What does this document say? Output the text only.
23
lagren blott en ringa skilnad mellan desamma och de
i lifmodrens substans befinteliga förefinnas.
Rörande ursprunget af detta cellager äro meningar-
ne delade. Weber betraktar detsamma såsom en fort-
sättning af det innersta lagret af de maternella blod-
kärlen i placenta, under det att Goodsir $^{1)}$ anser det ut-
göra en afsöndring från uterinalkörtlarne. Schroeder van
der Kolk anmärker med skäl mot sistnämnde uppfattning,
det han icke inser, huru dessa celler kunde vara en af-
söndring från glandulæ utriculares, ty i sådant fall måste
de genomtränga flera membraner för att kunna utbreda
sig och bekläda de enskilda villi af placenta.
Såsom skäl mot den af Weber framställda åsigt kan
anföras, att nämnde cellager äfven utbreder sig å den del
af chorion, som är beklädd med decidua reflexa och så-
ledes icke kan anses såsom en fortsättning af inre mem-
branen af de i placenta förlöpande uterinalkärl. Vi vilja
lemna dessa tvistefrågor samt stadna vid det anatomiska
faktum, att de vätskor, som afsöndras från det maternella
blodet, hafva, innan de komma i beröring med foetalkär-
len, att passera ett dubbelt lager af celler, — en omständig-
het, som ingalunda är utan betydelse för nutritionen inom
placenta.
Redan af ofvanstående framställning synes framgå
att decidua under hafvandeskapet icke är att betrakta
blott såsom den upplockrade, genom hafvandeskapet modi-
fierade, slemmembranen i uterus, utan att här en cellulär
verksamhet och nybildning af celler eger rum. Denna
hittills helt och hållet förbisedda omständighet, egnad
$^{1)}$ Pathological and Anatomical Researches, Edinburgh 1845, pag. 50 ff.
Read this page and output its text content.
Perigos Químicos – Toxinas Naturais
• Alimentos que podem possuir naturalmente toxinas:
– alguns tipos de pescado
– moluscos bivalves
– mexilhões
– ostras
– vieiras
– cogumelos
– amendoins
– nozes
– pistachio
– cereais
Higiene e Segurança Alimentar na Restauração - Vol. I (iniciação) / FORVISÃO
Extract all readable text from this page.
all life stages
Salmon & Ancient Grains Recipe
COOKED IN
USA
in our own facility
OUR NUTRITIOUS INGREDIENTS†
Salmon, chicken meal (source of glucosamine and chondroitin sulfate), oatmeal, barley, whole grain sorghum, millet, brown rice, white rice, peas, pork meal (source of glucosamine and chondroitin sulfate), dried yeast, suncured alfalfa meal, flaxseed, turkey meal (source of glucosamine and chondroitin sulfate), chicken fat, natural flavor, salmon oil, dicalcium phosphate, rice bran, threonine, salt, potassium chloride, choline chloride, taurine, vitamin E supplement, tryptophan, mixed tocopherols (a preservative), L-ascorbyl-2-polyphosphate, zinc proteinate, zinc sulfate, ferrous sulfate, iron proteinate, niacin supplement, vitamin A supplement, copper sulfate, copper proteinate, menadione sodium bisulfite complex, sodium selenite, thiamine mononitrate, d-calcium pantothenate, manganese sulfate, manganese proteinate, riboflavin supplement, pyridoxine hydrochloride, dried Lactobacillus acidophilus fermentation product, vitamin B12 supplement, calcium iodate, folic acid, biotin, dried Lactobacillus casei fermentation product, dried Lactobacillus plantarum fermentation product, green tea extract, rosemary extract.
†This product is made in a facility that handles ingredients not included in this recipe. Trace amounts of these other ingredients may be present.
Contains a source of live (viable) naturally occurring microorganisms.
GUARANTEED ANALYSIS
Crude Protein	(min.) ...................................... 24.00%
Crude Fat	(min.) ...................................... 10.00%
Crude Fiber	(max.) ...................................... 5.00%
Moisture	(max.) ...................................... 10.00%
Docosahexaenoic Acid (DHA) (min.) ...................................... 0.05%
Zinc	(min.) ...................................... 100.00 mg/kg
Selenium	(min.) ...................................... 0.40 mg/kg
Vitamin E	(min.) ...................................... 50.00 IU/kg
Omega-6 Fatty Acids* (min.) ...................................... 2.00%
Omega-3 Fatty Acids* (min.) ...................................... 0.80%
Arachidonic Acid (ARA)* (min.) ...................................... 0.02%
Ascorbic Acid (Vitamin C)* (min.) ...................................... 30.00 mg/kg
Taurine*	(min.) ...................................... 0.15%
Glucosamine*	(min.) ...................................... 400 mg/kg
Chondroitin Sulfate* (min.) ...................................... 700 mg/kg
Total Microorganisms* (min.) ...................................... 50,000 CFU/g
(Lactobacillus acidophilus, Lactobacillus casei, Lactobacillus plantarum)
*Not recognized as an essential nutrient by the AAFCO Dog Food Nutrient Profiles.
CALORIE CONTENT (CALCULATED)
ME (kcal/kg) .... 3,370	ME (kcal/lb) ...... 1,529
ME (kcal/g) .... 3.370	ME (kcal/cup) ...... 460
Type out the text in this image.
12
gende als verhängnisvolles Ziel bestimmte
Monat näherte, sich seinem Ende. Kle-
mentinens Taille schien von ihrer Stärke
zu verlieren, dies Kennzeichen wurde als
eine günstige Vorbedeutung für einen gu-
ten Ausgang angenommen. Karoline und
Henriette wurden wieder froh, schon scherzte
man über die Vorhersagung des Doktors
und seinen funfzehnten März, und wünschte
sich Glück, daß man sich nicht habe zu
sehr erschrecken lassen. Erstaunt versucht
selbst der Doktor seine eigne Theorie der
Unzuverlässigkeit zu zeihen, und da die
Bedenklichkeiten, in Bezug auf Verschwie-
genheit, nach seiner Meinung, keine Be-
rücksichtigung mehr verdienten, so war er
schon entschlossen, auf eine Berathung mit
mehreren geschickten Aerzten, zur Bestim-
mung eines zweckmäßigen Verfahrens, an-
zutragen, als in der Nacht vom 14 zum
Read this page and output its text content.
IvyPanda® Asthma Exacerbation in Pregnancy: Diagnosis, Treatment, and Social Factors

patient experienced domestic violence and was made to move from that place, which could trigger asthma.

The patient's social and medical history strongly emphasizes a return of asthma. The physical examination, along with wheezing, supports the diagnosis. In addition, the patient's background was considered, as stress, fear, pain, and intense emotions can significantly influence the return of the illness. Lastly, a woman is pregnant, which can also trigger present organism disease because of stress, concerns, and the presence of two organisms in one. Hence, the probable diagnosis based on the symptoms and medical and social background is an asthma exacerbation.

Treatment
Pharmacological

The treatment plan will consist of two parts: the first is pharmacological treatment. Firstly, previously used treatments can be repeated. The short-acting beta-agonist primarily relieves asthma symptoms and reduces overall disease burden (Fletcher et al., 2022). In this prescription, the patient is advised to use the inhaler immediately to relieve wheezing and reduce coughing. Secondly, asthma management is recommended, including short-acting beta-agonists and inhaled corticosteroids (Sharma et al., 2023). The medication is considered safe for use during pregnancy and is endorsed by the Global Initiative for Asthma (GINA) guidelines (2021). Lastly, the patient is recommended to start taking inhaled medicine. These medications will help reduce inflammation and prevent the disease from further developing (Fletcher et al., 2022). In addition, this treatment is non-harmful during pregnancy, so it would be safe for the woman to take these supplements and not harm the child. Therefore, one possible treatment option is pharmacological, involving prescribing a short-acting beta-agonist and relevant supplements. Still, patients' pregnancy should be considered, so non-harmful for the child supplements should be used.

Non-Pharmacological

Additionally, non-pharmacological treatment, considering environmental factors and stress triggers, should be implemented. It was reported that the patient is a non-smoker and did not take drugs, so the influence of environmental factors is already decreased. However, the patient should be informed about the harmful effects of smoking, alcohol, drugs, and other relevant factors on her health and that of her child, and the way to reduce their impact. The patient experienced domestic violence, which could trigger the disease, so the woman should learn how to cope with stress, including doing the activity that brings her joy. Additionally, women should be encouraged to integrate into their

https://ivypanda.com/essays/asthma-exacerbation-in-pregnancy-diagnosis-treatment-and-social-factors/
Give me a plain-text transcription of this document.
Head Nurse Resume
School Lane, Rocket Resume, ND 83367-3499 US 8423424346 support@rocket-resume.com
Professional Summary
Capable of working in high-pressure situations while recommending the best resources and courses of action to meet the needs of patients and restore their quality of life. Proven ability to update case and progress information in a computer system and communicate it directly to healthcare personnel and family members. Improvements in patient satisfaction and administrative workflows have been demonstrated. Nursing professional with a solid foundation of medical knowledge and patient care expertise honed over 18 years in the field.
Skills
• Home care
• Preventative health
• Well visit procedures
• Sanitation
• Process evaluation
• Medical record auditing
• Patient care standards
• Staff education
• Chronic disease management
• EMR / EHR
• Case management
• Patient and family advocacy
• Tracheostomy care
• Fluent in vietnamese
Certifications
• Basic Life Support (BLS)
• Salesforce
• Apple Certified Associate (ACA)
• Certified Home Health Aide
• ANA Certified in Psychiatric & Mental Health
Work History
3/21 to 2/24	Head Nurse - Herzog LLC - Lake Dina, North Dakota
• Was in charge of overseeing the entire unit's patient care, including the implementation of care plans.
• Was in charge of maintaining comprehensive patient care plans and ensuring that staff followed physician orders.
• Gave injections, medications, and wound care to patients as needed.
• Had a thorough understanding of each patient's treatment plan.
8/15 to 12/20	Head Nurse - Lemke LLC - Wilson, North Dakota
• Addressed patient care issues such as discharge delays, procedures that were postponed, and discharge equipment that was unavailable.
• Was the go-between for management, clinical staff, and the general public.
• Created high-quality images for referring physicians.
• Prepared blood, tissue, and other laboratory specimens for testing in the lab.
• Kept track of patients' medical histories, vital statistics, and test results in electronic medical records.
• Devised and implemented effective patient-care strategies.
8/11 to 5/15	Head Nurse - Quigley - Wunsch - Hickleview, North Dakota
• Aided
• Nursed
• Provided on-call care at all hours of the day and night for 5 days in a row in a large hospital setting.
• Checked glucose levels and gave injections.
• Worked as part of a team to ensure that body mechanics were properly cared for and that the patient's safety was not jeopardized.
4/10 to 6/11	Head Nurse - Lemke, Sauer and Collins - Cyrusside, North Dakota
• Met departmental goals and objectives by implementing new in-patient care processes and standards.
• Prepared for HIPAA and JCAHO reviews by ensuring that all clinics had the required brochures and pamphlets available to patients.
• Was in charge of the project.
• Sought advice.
========
• [Exercise] Copy every line in the listing above where the string "from" turns up.

• [Response]
Extract all readable text from this page.
patient experienced domestic violence and was made to move from that place, which could trigger asthma.
The treatment plan will consist of two parts: the first is pharmacological treatment. Firstly, previously used treatments can be repeated. The short-acting beta-agonist primarily relieves asthma symptoms and reduces overall disease burden (Fletcher et al., 2022). In this prescription, the patient is advised to use the inhaler immediately to relieve wheezing and reduce coughing. Secondly, asthma management is recommended, including short-acting beta-agonists and inhaled corticosteroids (Sharma et al., 2023). The medication is considered safe for use during pregnancy and is endorsed by the Global Initiative for Asthma (GINA) guidelines (2021). Lastly, the patient is recommended to start taking inhaled medicine. These medications will help reduce inflammation and prevent the disease from further developing (Fletcher et al., 2022). In addition, this treatment is non-harmful during pregnancy, so it would be safe for the woman to take these supplements and not harm the child. Therefore, one possible treatment option is pharmacological, involving prescribing a short-acting beta-agonist and relevant supplements. Still, patients' pregnancy should be considered, so non-harmful for the child supplements should be used.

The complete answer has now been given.